| EXERCISE TASK 1 |
Retype the lines of the entries below exactly, everything from the line containing "continuation-note: (Окончаніе слѣдуетъ).: [330, 440, 504, 460]" down to the line containing "running-header: [62, 22, 804, 54]", both of those lines included.

| EXCERPT TO READ |
Letting go of the constant flow

As stated earlier, thoughts can make our desire to sit still quite difficult. However, noticing them and, even more importantly,  the emotions that give birth to them is the key towards greater freedom. As we sit, we can easily notice how we are always chasing our tail, moved by a desire to get something other than we have now,   or to get rid of something that is bothering us. The big challenge is to how to switch off this as a process and get to the root of the problem, to discover how we can stop proliferating fears and fantasies and interrupt this quality of “always moving”.  To do this requires that we become skilled at noticing the key moment of “contact”- when the senses, including the mind, encounters something that moves it towards, or away from. We can notice this when we can spot a change in our interior space, when a disturbed, or restless quality takes hold – we were calm one moment, then we see something or remember something or think of something and we are disturbed.  So the practice is to try to notice what it arising, meet it and disengage from it, while bringing our awareness to the process itself. We ask ourselves – “What does it feel like to want this, or to want to get rid of that”….. “How does that concretely feel in the body, or in the heart”?  We practice with trying to  meet this moment without the impulse to fix it, or interpret it or judge it. The traditional teaching state that this is the way to step out of the stream, by not allowing the contact to gain a footing and proliferate:
From where do the streams turn back? Where does the round no longer revolve?

| WORKING DATA |
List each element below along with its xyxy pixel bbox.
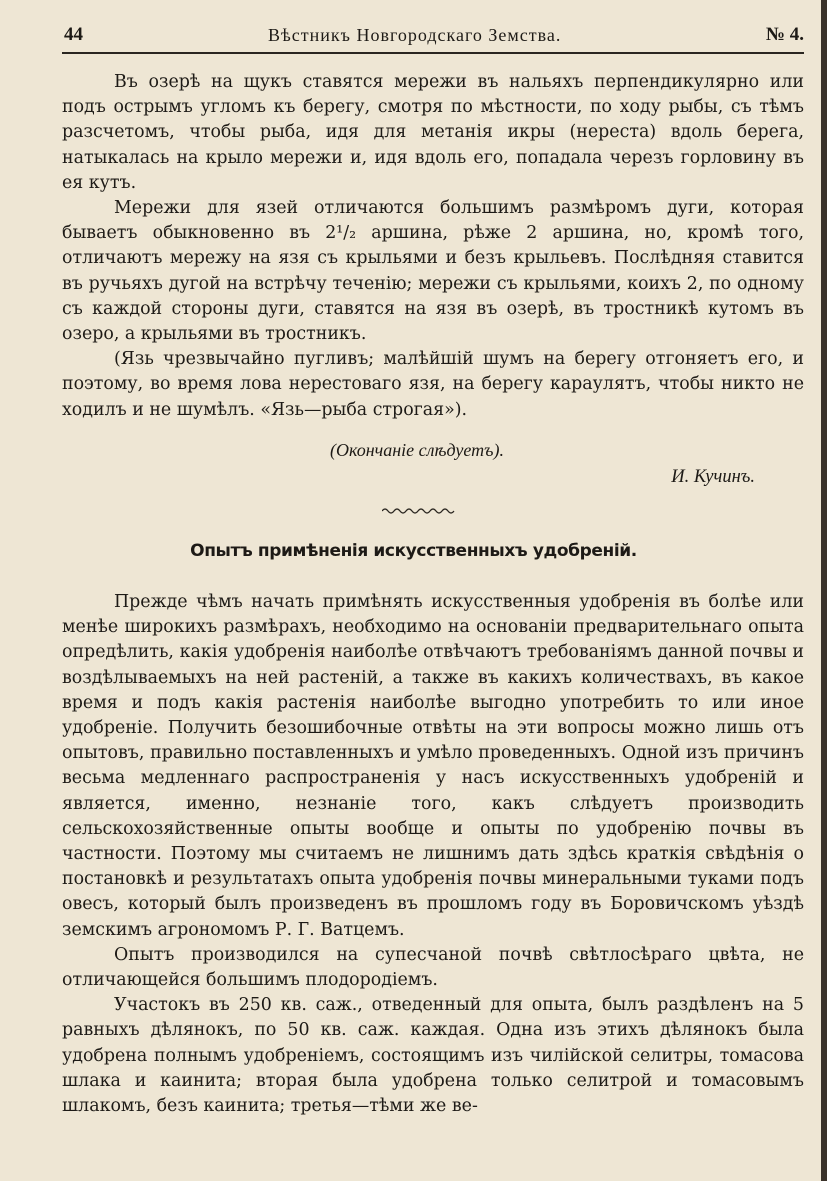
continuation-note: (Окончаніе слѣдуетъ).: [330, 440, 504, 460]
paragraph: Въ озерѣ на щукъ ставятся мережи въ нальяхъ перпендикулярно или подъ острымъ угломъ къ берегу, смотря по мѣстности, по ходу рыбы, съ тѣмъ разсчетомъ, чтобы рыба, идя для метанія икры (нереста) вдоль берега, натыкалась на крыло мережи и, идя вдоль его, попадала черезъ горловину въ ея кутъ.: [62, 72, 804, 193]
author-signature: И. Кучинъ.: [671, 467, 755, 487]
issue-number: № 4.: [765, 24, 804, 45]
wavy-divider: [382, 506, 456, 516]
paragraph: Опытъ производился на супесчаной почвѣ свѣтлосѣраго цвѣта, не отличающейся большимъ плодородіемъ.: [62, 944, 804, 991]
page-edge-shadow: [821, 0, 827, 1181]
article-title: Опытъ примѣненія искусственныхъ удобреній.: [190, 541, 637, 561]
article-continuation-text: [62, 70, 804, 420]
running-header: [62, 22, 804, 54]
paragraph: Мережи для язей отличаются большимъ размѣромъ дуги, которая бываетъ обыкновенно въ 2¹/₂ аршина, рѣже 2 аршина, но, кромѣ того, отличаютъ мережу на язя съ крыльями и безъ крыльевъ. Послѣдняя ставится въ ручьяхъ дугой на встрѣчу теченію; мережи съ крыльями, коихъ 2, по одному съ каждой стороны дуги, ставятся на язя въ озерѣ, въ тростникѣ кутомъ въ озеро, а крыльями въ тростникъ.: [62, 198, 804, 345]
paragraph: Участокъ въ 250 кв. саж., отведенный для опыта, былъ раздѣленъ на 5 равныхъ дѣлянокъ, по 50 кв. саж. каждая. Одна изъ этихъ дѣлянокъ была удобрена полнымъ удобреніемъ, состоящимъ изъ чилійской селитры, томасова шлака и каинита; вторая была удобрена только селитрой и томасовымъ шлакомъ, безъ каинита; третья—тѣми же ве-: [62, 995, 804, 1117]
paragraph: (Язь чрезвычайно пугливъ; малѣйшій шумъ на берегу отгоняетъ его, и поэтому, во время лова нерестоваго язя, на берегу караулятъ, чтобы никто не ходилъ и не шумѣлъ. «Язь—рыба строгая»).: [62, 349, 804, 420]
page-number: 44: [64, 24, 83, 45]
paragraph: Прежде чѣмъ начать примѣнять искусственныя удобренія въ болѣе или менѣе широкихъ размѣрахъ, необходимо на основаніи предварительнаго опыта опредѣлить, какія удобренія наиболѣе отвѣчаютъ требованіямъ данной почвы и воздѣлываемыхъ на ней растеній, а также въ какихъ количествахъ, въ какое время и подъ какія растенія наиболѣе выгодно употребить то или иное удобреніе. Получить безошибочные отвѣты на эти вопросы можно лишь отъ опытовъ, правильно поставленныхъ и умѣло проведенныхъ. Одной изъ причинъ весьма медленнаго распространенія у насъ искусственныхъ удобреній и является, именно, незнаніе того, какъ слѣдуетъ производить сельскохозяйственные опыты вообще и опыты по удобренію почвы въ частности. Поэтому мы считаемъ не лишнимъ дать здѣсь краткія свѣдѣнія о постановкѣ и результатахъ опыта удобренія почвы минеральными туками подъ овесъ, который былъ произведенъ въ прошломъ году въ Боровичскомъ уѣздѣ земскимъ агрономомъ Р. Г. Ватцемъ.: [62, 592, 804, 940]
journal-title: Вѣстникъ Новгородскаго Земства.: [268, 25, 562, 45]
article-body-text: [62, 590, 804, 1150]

| EXERCISE TASK 2 |
Echo the passage on letting go of the constant flow above exactly, from start to finish.

| TASK OUTPUT 1 |
continuation-note: (Окончаніе слѣдуетъ).: [330, 440, 504, 460]
paragraph: Въ озерѣ на щукъ ставятся мережи въ нальяхъ перпендикулярно или подъ острымъ угломъ къ берегу, смотря по мѣстности, по ходу рыбы, съ тѣмъ разсчетомъ, чтобы рыба, идя для метанія икры (нереста) вдоль берега, натыкалась на крыло мережи и, идя вдоль его, попадала черезъ горловину въ ея кутъ.: [62, 72, 804, 193]
author-signature: И. Кучинъ.: [671, 467, 755, 487]
issue-number: № 4.: [765, 24, 804, 45]
wavy-divider: [382, 506, 456, 516]
paragraph: Опытъ производился на супесчаной почвѣ свѣтлосѣраго цвѣта, не отличающейся большимъ плодородіемъ.: [62, 944, 804, 991]
page-edge-shadow: [821, 0, 827, 1181]
article-title: Опытъ примѣненія искусственныхъ удобреній.: [190, 541, 637, 561]
article-continuation-text: [62, 70, 804, 420]
running-header: [62, 22, 804, 54]

| TASK OUTPUT 2 |
Letting go of the constant flow

As stated earlier, thoughts can make our desire to sit still quite difficult. However, noticing them and, even more importantly,  the emotions that give birth to them is the key towards greater freedom. As we sit, we can easily notice how we are always chasing our tail, moved by a desire to get something other than we have now,   or to get rid of something that is bothering us. The big challenge is to how to switch off this as a process and get to the root of the problem, to discover how we can stop proliferating fears and fantasies and interrupt this quality of “always moving”.  To do this requires that we become skilled at noticing the key moment of “contact”- when the senses, including the mind, encounters something that moves it towards, or away from. We can notice this when we can spot a change in our interior space, when a disturbed, or restless quality takes hold – we were calm one moment, then we see something or remember something or think of something and we are disturbed.  So the practice is to try to notice what it arising, meet it and disengage from it, while bringing our awareness to the process itself. We ask ourselves – “What does it feel like to want this, or to want to get rid of that”….. “How does that concretely feel in the body, or in the heart”?  We practice with trying to  meet this moment without the impulse to fix it, or interpret it or judge it. The traditional teaching state that this is the way to step out of the stream, by not allowing the contact to gain a footing and proliferate:
From where do the streams turn back? Where does the round no longer revolve?